Dataset rows about figures
········
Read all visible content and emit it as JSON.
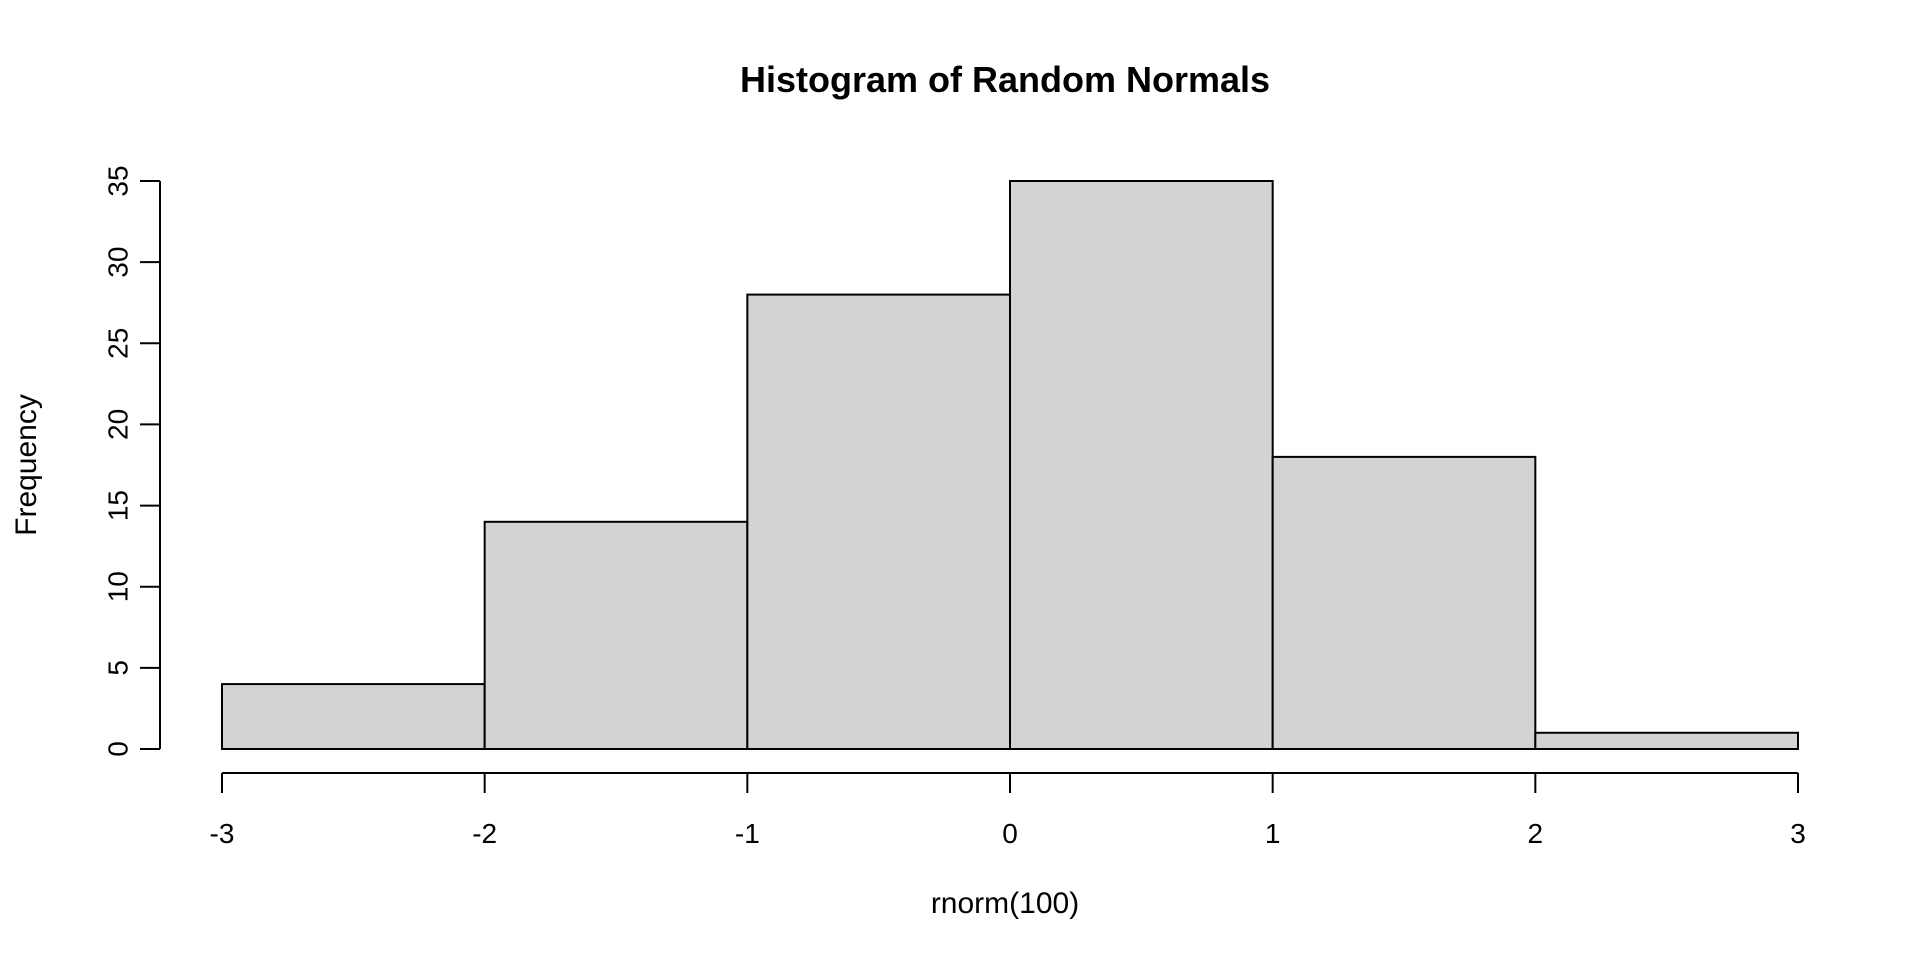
{
  "chart_data": {
    "type": "bar",
    "title": "Histogram of Random Normals",
    "xlabel": "rnorm(100)",
    "ylabel": "Frequency",
    "bin_edges": [
      -3,
      -2,
      -1,
      0,
      1,
      2,
      3
    ],
    "values": [
      4,
      14,
      28,
      35,
      18,
      1
    ],
    "xlim": [
      -3,
      3
    ],
    "ylim": [
      0,
      35
    ],
    "x_ticks": [
      -3,
      -2,
      -1,
      0,
      1,
      2,
      3
    ],
    "x_tick_labels": [
      "-3",
      "-2",
      "-1",
      "0",
      "1",
      "2",
      "3"
    ],
    "y_ticks": [
      0,
      5,
      10,
      15,
      20,
      25,
      30,
      35
    ],
    "y_tick_labels": [
      "0",
      "5",
      "10",
      "15",
      "20",
      "25",
      "30",
      "35"
    ],
    "bar_fill": "#d3d3d3",
    "bar_stroke": "#000000",
    "grid": false,
    "legend": "none"
  }
}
········
Reproduce every entry word for word, but skip any pictures.

◆ **Problem solution**
Read all visible content and emit it as JSON.
{
  "chart_data": {
    "type": "bar",
    "title": "Histogram of Random Normals",
    "xlabel": "rnorm(100)",
    "ylabel": "Frequency",
    "bin_edges": [
      -3,
      -2,
      -1,
      0,
      1,
      2,
      3
    ],
    "values": [
      4,
      14,
      28,
      35,
      18,
      1
    ],
    "xlim": [
      -3,
      3
    ],
    "ylim": [
      0,
      35
    ],
    "x_ticks": [
      -3,
      -2,
      -1,
      0,
      1,
      2,
      3
    ],
    "x_tick_labels": [
      "-3",
      "-2",
      "-1",
      "0",
      "1",
      "2",
      "3"
    ],
    "y_ticks": [
      0,
      5,
      10,
      15,
      20,
      25,
      30,
      35
    ],
    "y_tick_labels": [
      "0",
      "5",
      "10",
      "15",
      "20",
      "25",
      "30",
      "35"
    ],
    "bar_fill": "#d3d3d3",
    "bar_stroke": "#000000",
    "grid": false,
    "legend": "none"
  }
}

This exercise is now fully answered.